## Data provided
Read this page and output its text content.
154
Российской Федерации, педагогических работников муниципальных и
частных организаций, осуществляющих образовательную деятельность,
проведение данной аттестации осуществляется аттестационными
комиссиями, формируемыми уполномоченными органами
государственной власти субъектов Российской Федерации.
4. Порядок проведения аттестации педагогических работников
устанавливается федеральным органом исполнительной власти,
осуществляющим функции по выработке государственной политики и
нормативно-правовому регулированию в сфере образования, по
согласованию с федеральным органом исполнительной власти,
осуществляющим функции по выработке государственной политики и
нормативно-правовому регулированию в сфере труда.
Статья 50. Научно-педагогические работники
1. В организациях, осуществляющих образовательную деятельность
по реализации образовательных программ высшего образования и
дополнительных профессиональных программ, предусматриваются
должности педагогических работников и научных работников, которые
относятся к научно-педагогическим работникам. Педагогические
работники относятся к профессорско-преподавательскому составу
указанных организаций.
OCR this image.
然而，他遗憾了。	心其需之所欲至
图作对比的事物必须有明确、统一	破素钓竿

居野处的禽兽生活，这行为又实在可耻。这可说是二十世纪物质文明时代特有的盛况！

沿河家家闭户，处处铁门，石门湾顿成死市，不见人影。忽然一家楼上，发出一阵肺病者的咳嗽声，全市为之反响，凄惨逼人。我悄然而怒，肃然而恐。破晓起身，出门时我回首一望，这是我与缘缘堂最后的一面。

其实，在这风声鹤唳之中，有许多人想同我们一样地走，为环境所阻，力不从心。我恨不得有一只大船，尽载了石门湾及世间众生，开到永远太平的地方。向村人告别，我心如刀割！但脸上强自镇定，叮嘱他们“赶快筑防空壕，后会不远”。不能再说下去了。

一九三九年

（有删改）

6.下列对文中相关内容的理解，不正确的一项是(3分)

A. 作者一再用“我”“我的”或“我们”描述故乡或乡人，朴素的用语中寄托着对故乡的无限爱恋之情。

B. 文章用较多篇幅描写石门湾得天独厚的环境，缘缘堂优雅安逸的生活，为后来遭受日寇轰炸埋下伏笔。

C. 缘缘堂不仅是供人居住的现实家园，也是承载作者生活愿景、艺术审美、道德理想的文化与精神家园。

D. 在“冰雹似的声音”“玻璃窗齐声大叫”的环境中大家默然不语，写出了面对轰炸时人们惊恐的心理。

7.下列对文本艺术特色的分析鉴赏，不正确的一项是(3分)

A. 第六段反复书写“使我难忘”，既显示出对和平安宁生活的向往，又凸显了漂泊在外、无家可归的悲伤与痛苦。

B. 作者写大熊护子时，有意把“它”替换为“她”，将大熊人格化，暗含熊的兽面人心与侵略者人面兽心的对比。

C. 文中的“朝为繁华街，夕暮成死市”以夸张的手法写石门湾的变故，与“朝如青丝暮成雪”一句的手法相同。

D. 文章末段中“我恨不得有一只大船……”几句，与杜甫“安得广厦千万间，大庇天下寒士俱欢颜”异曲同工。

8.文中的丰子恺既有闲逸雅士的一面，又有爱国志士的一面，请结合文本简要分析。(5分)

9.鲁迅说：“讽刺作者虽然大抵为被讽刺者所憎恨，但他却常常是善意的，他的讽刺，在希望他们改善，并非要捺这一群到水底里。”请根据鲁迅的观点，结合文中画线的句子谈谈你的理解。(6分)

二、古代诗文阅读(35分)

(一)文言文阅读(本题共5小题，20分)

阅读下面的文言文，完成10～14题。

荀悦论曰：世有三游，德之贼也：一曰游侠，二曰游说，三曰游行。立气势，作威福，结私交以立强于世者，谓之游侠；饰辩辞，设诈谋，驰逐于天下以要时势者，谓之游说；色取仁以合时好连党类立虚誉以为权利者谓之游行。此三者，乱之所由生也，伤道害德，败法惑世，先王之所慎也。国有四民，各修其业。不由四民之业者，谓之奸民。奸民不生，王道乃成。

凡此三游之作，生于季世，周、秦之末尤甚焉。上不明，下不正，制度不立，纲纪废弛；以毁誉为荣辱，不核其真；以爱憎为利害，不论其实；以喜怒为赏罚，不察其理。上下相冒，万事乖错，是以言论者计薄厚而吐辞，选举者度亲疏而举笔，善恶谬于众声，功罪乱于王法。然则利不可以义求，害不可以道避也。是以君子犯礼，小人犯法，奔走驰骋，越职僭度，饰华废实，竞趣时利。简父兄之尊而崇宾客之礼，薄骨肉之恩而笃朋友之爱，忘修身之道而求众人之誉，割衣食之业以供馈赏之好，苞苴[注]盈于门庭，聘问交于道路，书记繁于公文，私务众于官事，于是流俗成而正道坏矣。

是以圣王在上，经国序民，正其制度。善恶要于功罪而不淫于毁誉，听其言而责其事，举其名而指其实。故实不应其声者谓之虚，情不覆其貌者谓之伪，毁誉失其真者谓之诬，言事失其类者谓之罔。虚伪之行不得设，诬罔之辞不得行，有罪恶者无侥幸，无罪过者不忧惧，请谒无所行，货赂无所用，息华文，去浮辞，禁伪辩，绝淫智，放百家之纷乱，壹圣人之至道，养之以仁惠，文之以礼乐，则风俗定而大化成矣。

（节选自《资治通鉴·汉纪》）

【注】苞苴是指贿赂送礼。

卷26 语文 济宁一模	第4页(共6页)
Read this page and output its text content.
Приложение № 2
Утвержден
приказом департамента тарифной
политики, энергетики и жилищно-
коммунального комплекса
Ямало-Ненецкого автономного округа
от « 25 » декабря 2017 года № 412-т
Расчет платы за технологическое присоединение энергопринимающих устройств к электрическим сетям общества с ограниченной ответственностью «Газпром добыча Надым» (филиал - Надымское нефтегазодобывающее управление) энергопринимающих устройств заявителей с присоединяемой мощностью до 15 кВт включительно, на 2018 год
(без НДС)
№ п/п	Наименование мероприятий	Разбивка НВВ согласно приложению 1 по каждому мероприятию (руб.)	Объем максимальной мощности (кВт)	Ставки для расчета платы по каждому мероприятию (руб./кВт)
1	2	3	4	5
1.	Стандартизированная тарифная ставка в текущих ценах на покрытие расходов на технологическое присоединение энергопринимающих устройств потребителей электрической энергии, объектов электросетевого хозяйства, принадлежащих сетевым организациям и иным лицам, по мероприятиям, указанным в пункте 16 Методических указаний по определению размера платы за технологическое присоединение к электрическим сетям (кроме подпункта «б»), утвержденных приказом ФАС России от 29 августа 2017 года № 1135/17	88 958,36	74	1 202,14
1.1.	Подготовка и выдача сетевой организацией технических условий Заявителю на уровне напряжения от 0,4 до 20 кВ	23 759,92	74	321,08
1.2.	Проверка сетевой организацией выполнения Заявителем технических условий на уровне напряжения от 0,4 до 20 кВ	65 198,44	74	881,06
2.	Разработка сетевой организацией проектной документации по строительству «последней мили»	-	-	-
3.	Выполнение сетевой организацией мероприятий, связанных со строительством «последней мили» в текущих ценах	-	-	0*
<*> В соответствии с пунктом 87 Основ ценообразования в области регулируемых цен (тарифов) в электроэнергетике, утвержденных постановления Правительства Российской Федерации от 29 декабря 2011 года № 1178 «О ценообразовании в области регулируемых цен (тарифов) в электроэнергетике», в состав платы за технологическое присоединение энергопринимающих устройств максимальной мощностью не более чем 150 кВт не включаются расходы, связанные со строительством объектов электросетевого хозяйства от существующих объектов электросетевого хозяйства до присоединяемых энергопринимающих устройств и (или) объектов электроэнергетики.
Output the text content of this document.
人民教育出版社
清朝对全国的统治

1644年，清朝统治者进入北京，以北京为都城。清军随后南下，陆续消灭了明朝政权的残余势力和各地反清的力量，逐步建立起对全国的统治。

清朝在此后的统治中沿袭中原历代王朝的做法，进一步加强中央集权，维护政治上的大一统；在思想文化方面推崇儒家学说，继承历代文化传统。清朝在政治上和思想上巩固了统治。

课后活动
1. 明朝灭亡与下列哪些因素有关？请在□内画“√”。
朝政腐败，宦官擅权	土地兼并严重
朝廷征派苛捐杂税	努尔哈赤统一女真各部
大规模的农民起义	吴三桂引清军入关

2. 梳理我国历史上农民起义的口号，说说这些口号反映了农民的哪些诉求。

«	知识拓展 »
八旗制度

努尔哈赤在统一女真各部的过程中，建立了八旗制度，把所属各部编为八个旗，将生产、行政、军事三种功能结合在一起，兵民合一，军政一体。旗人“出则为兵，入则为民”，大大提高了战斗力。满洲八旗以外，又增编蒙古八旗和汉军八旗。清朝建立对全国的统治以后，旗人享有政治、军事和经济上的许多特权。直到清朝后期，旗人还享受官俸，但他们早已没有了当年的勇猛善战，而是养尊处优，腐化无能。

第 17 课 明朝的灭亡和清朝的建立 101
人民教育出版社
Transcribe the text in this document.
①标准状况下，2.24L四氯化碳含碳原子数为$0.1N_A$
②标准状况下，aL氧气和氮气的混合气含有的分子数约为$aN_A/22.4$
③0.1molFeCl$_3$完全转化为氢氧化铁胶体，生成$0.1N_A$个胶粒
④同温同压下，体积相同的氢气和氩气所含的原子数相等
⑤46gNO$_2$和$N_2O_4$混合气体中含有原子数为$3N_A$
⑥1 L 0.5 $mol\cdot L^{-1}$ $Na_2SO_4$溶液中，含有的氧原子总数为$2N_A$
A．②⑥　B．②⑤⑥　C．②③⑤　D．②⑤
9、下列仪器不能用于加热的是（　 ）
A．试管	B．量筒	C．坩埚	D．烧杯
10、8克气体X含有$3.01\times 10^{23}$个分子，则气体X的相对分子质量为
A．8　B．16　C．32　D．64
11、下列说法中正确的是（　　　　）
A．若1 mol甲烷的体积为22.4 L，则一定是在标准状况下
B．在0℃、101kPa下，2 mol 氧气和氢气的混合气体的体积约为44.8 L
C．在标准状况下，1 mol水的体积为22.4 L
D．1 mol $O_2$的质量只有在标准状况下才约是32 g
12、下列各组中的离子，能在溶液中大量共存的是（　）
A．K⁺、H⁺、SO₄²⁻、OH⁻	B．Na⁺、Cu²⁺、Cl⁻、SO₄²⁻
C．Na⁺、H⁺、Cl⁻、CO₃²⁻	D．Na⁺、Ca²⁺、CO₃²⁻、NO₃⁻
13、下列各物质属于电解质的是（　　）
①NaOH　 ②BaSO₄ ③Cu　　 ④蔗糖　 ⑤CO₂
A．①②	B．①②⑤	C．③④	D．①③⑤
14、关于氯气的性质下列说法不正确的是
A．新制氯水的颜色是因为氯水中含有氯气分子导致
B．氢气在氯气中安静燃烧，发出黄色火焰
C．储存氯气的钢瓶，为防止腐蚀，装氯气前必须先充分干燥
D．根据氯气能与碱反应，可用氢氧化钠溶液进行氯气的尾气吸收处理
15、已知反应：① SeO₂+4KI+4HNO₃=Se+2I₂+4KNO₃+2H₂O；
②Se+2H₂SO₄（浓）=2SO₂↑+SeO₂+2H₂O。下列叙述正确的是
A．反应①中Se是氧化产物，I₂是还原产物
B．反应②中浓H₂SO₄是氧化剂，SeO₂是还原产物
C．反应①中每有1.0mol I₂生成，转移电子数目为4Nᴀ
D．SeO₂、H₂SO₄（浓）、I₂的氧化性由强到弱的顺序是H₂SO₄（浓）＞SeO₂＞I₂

## Job
Only the lines from the one containing "Output the text content of this document." through the end of the entries above belong in the answer; repeat them exactly.

## Solution to the problem
Output the text content of this document.
人民教育出版社
清朝对全国的统治

1644年，清朝统治者进入北京，以北京为都城。清军随后南下，陆续消灭了明朝政权的残余势力和各地反清的力量，逐步建立起对全国的统治。

清朝在此后的统治中沿袭中原历代王朝的做法，进一步加强中央集权，维护政治上的大一统；在思想文化方面推崇儒家学说，继承历代文化传统。清朝在政治上和思想上巩固了统治。

课后活动
1. 明朝灭亡与下列哪些因素有关？请在□内画“√”。
朝政腐败，宦官擅权	土地兼并严重
朝廷征派苛捐杂税	努尔哈赤统一女真各部
大规模的农民起义	吴三桂引清军入关

2. 梳理我国历史上农民起义的口号，说说这些口号反映了农民的哪些诉求。

«	知识拓展 »
八旗制度

努尔哈赤在统一女真各部的过程中，建立了八旗制度，把所属各部编为八个旗，将生产、行政、军事三种功能结合在一起，兵民合一，军政一体。旗人“出则为兵，入则为民”，大大提高了战斗力。满洲八旗以外，又增编蒙古八旗和汉军八旗。清朝建立对全国的统治以后，旗人享有政治、军事和经济上的许多特权。直到清朝后期，旗人还享受官俸，但他们早已没有了当年的勇猛善战，而是养尊处优，腐化无能。

第 17 课 明朝的灭亡和清朝的建立 101
人民教育出版社
Transcribe the text in this document.
①标准状况下，2.24L四氯化碳含碳原子数为$0.1N_A$
②标准状况下，aL氧气和氮气的混合气含有的分子数约为$aN_A/22.4$
③0.1molFeCl$_3$完全转化为氢氧化铁胶体，生成$0.1N_A$个胶粒
④同温同压下，体积相同的氢气和氩气所含的原子数相等
⑤46gNO$_2$和$N_2O_4$混合气体中含有原子数为$3N_A$
⑥1 L 0.5 $mol\cdot L^{-1}$ $Na_2SO_4$溶液中，含有的氧原子总数为$2N_A$
A．②⑥　B．②⑤⑥　C．②③⑤　D．②⑤
9、下列仪器不能用于加热的是（　 ）
A．试管	B．量筒	C．坩埚	D．烧杯
10、8克气体X含有$3.01\times 10^{23}$个分子，则气体X的相对分子质量为
A．8　B．16　C．32　D．64
11、下列说法中正确的是（　　　　）
A．若1 mol甲烷的体积为22.4 L，则一定是在标准状况下
B．在0℃、101kPa下，2 mol 氧气和氢气的混合气体的体积约为44.8 L
C．在标准状况下，1 mol水的体积为22.4 L
D．1 mol $O_2$的质量只有在标准状况下才约是32 g
12、下列各组中的离子，能在溶液中大量共存的是（　）
A．K⁺、H⁺、SO₄²⁻、OH⁻	B．Na⁺、Cu²⁺、Cl⁻、SO₄²⁻
C．Na⁺、H⁺、Cl⁻、CO₃²⁻	D．Na⁺、Ca²⁺、CO₃²⁻、NO₃⁻
13、下列各物质属于电解质的是（　　）
①NaOH　 ②BaSO₄ ③Cu　　 ④蔗糖　 ⑤CO₂
A．①②	B．①②⑤	C．③④	D．①③⑤
14、关于氯气的性质下列说法不正确的是
A．新制氯水的颜色是因为氯水中含有氯气分子导致
B．氢气在氯气中安静燃烧，发出黄色火焰
C．储存氯气的钢瓶，为防止腐蚀，装氯气前必须先充分干燥
D．根据氯气能与碱反应，可用氢氧化钠溶液进行氯气的尾气吸收处理
15、已知反应：① SeO₂+4KI+4HNO₃=Se+2I₂+4KNO₃+2H₂O；
②Se+2H₂SO₄（浓）=2SO₂↑+SeO₂+2H₂O。下列叙述正确的是
A．反应①中Se是氧化产物，I₂是还原产物
B．反应②中浓H₂SO₄是氧化剂，SeO₂是还原产物
C．反应①中每有1.0mol I₂生成，转移电子数目为4Nᴀ
D．SeO₂、H₂SO₄（浓）、I₂的氧化性由强到弱的顺序是H₂SO₄（浓）＞SeO₂＞I₂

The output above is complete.